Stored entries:

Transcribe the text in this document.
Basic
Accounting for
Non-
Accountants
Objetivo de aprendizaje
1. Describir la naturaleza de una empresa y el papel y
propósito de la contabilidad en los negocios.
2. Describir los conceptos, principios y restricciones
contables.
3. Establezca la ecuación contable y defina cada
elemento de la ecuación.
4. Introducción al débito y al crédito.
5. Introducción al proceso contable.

EXERCISE DETAILS:
Write the material out again word for word.

SOLVED PROBLEM:
Transcribe the text in this document.
Basic
Accounting for
Non-
Accountants
Objetivo de aprendizaje
1. Describir la naturaleza de una empresa y el papel y
propósito de la contabilidad en los negocios.
2. Describir los conceptos, principios y restricciones
contables.
3. Establezca la ecuación contable y defina cada
elemento de la ecuación.
4. Introducción al débito y al crédito.
5. Introducción al proceso contable.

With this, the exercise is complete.